Data items

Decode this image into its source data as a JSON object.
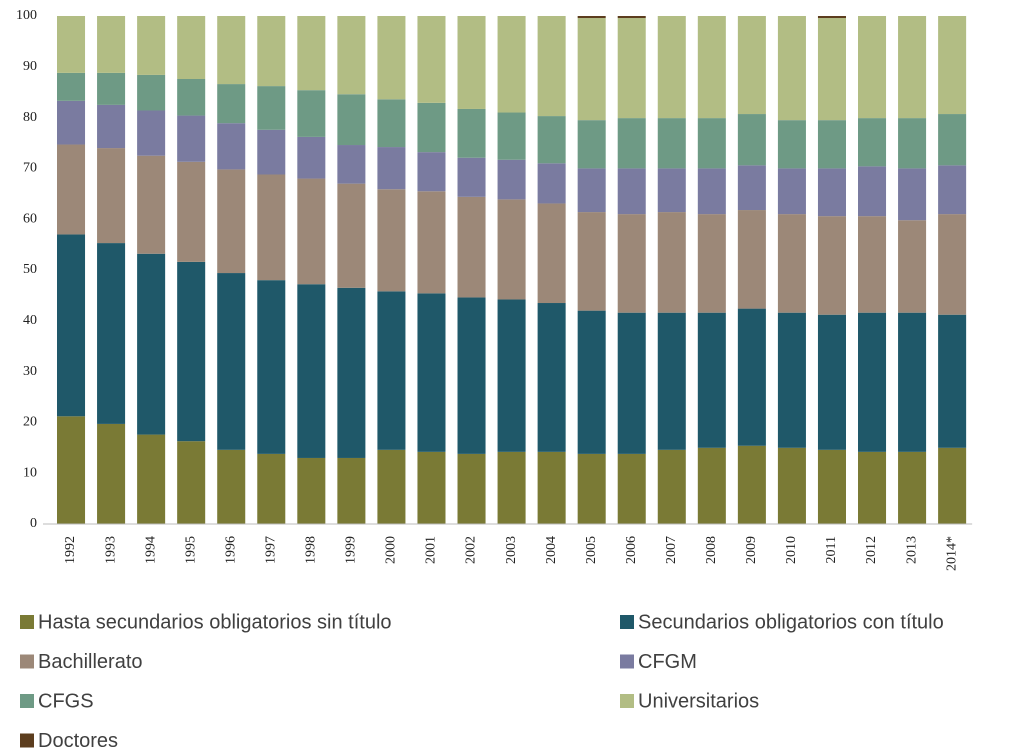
{
  "chart_data": {
    "type": "stacked_bar",
    "categories": [
      "1992",
      "1993",
      "1994",
      "1995",
      "1996",
      "1997",
      "1998",
      "1999",
      "2000",
      "2001",
      "2002",
      "2003",
      "2004",
      "2005",
      "2006",
      "2007",
      "2008",
      "2009",
      "2010",
      "2011",
      "2012",
      "2013",
      "2014*"
    ],
    "series": [
      {
        "name": "Hasta secundarios obligatorios sin título",
        "color": "#7a7a35",
        "values": [
          21.2,
          19.7,
          17.6,
          16.3,
          14.6,
          13.8,
          13.0,
          13.0,
          14.6,
          14.2,
          13.8,
          14.2,
          14.2,
          13.8,
          13.8,
          14.6,
          15.0,
          15.4,
          15.0,
          14.6,
          14.2,
          14.2,
          15.0
        ]
      },
      {
        "name": "Secundarios obligatorios con título",
        "color": "#1f5869",
        "values": [
          35.8,
          35.6,
          35.6,
          35.3,
          34.8,
          34.2,
          34.2,
          33.5,
          31.2,
          31.2,
          30.8,
          30.0,
          29.3,
          28.2,
          27.8,
          27.0,
          26.6,
          27.0,
          26.6,
          26.6,
          27.4,
          27.4,
          26.2
        ]
      },
      {
        "name": "Bachillerato",
        "color": "#9c8878",
        "values": [
          17.7,
          18.7,
          19.3,
          19.7,
          20.4,
          20.8,
          20.8,
          20.5,
          20.1,
          20.1,
          19.8,
          19.7,
          19.6,
          19.4,
          19.4,
          19.8,
          19.4,
          19.4,
          19.4,
          19.4,
          19.0,
          18.2,
          19.8
        ]
      },
      {
        "name": "CFGM",
        "color": "#7a7ba0",
        "values": [
          8.6,
          8.5,
          8.9,
          9.1,
          9.1,
          8.8,
          8.2,
          7.6,
          8.3,
          7.7,
          7.7,
          7.8,
          7.9,
          8.6,
          9.0,
          8.6,
          9.0,
          8.8,
          9.0,
          9.4,
          9.8,
          10.2,
          9.6
        ]
      },
      {
        "name": "CFGS",
        "color": "#6e9a85",
        "values": [
          5.5,
          6.3,
          7.0,
          7.2,
          7.7,
          8.6,
          9.2,
          10.0,
          9.4,
          9.7,
          9.6,
          9.3,
          9.3,
          9.5,
          9.9,
          9.9,
          9.9,
          10.1,
          9.5,
          9.5,
          9.5,
          9.9,
          10.1
        ]
      },
      {
        "name": "Universitarios",
        "color": "#b2bd84",
        "values": [
          11.2,
          11.2,
          11.6,
          12.4,
          13.4,
          13.8,
          14.6,
          15.4,
          16.4,
          17.1,
          18.3,
          19.0,
          19.7,
          20.1,
          19.7,
          20.1,
          20.1,
          19.3,
          20.5,
          20.1,
          20.1,
          20.1,
          19.3
        ]
      },
      {
        "name": "Doctores",
        "color": "#5c3d1e",
        "values": [
          0,
          0,
          0,
          0,
          0,
          0,
          0,
          0,
          0,
          0,
          0,
          0,
          0,
          0.4,
          0.4,
          0,
          0,
          0,
          0,
          0.4,
          0,
          0,
          0
        ]
      }
    ],
    "ylim": [
      0,
      100
    ],
    "yticks": [
      0,
      10,
      20,
      30,
      40,
      50,
      60,
      70,
      80,
      90,
      100
    ],
    "grid": false
  }
}
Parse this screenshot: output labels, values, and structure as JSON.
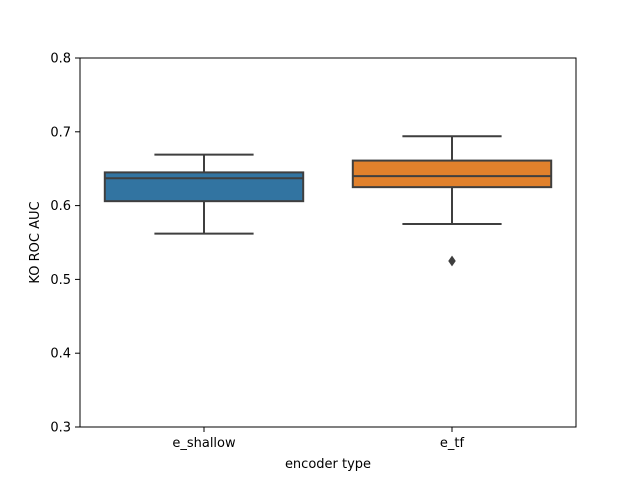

### Stated exercise
Work out how many lines of the listing above include the word "name". Report only the number.

### Exercise answer
7